--- Task objective ---
Please write the listing below out again exactly, leaving every picture behind.

--- The records ---
::::::::

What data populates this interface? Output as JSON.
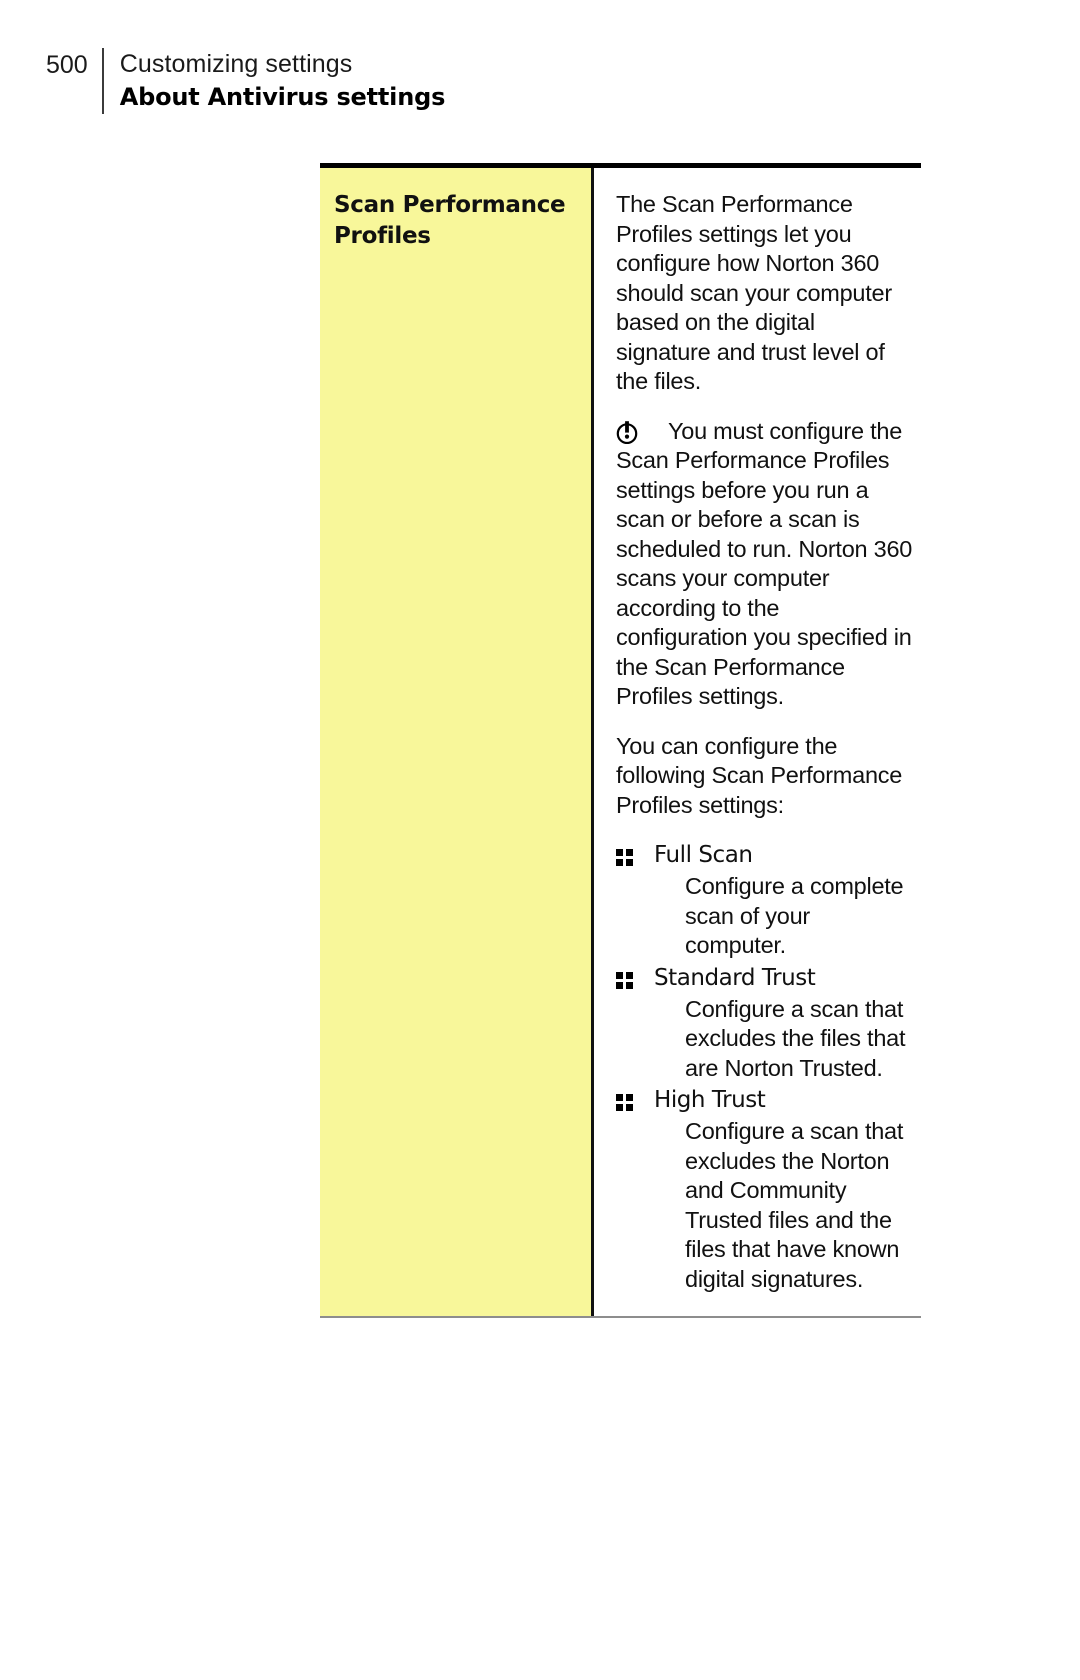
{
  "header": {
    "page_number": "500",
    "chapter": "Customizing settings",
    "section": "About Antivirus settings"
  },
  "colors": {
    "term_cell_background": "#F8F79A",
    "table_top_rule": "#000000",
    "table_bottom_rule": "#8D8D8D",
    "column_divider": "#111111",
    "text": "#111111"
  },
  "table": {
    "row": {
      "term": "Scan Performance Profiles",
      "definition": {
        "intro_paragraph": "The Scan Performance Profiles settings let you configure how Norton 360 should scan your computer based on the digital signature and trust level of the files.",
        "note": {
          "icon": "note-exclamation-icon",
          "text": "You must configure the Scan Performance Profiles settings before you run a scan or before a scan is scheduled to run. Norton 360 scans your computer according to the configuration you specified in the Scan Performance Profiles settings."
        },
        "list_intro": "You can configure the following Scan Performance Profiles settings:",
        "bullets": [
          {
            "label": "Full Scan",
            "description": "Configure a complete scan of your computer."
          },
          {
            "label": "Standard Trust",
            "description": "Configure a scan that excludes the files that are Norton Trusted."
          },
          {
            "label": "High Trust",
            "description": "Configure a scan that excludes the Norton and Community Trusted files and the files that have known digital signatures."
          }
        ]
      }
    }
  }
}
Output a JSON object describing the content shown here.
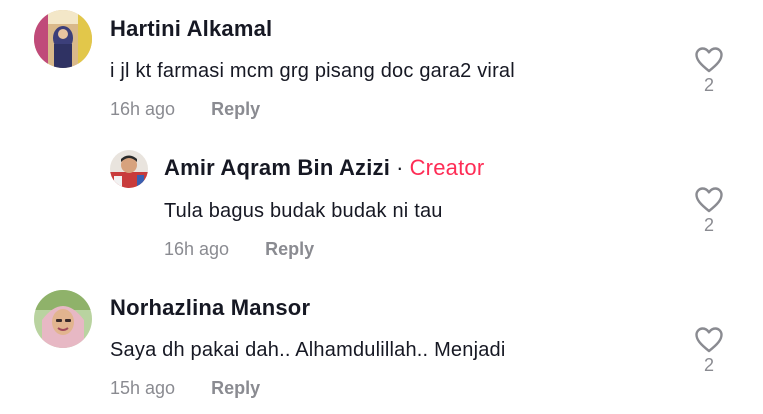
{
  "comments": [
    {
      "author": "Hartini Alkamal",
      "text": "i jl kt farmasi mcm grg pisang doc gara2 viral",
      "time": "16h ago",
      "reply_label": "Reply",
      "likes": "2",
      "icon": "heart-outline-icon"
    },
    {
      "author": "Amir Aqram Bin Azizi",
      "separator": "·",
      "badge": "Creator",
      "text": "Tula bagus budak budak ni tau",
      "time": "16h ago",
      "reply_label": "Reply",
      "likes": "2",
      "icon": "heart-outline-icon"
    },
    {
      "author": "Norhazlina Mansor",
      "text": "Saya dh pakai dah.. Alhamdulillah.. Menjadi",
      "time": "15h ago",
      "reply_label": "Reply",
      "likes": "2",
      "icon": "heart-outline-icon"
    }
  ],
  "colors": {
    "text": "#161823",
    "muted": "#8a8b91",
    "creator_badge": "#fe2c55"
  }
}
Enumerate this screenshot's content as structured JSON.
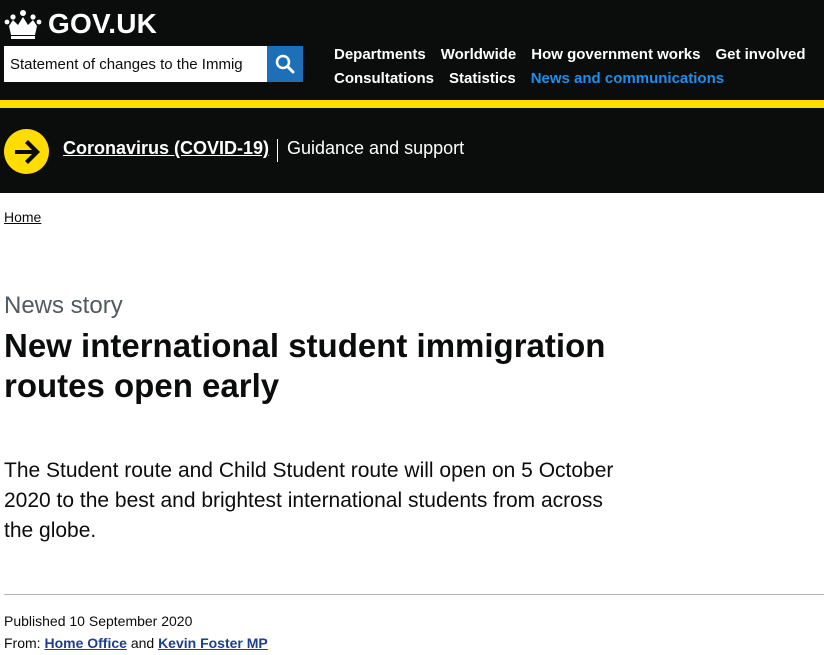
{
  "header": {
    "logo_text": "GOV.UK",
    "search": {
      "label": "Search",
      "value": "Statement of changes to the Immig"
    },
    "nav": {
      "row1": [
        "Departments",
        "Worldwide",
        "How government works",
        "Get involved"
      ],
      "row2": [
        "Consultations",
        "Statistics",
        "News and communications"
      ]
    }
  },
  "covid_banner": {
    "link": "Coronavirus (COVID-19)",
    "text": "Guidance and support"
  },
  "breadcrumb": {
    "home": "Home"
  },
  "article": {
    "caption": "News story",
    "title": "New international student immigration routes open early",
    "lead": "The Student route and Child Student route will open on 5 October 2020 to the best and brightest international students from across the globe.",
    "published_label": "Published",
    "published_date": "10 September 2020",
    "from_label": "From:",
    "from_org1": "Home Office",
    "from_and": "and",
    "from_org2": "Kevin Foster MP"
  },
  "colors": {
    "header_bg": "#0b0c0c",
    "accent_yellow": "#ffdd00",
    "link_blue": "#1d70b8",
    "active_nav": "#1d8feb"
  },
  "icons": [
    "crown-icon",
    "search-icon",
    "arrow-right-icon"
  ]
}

::::::::

--- Answer to this problem ---
What data populates this interface? Output as JSON.
{
  "header": {
    "page_number": "500",
    "chapter": "Customizing settings",
    "section": "About Antivirus settings"
  },
  "colors": {
    "term_cell_background": "#F8F79A",
    "table_top_rule": "#000000",
    "table_bottom_rule": "#8D8D8D",
    "column_divider": "#111111",
    "text": "#111111"
  },
  "table": {
    "row": {
      "term": "Scan Performance Profiles",
      "definition": {
        "intro_paragraph": "The Scan Performance Profiles settings let you configure how Norton 360 should scan your computer based on the digital signature and trust level of the files.",
        "note": {
          "icon": "note-exclamation-icon",
          "text": "You must configure the Scan Performance Profiles settings before you run a scan or before a scan is scheduled to run. Norton 360 scans your computer according to the configuration you specified in the Scan Performance Profiles settings."
        },
        "list_intro": "You can configure the following Scan Performance Profiles settings:",
        "bullets": [
          {
            "label": "Full Scan",
            "description": "Configure a complete scan of your computer."
          },
          {
            "label": "Standard Trust",
            "description": "Configure a scan that excludes the files that are Norton Trusted."
          },
          {
            "label": "High Trust",
            "description": "Configure a scan that excludes the Norton and Community Trusted files and the files that have known digital signatures."
          }
        ]
      }
    }
  }
}
Output a JSON object describing the content shown here.
{
  "comments": [
    {
      "author": "Hartini Alkamal",
      "text": "i jl kt farmasi mcm grg pisang doc gara2 viral",
      "time": "16h ago",
      "reply_label": "Reply",
      "likes": "2",
      "icon": "heart-outline-icon"
    },
    {
      "author": "Amir Aqram Bin Azizi",
      "separator": "·",
      "badge": "Creator",
      "text": "Tula bagus budak budak ni tau",
      "time": "16h ago",
      "reply_label": "Reply",
      "likes": "2",
      "icon": "heart-outline-icon"
    },
    {
      "author": "Norhazlina Mansor",
      "text": "Saya dh pakai dah.. Alhamdulillah.. Menjadi",
      "time": "15h ago",
      "reply_label": "Reply",
      "likes": "2",
      "icon": "heart-outline-icon"
    }
  ],
  "colors": {
    "text": "#161823",
    "muted": "#8a8b91",
    "creator_badge": "#fe2c55"
  }
}
Enumerate this screenshot's content as structured JSON.
{
  "header": {
    "logo_text": "GOV.UK",
    "search": {
      "label": "Search",
      "value": "Statement of changes to the Immig"
    },
    "nav": {
      "row1": [
        "Departments",
        "Worldwide",
        "How government works",
        "Get involved"
      ],
      "row2": [
        "Consultations",
        "Statistics",
        "News and communications"
      ]
    }
  },
  "covid_banner": {
    "link": "Coronavirus (COVID-19)",
    "text": "Guidance and support"
  },
  "breadcrumb": {
    "home": "Home"
  },
  "article": {
    "caption": "News story",
    "title": "New international student immigration routes open early",
    "lead": "The Student route and Child Student route will open on 5 October 2020 to the best and brightest international students from across the globe.",
    "published_label": "Published",
    "published_date": "10 September 2020",
    "from_label": "From:",
    "from_org1": "Home Office",
    "from_and": "and",
    "from_org2": "Kevin Foster MP"
  },
  "colors": {
    "header_bg": "#0b0c0c",
    "accent_yellow": "#ffdd00",
    "link_blue": "#1d70b8",
    "active_nav": "#1d8feb"
  },
  "icons": [
    "crown-icon",
    "search-icon",
    "arrow-right-icon"
  ]
}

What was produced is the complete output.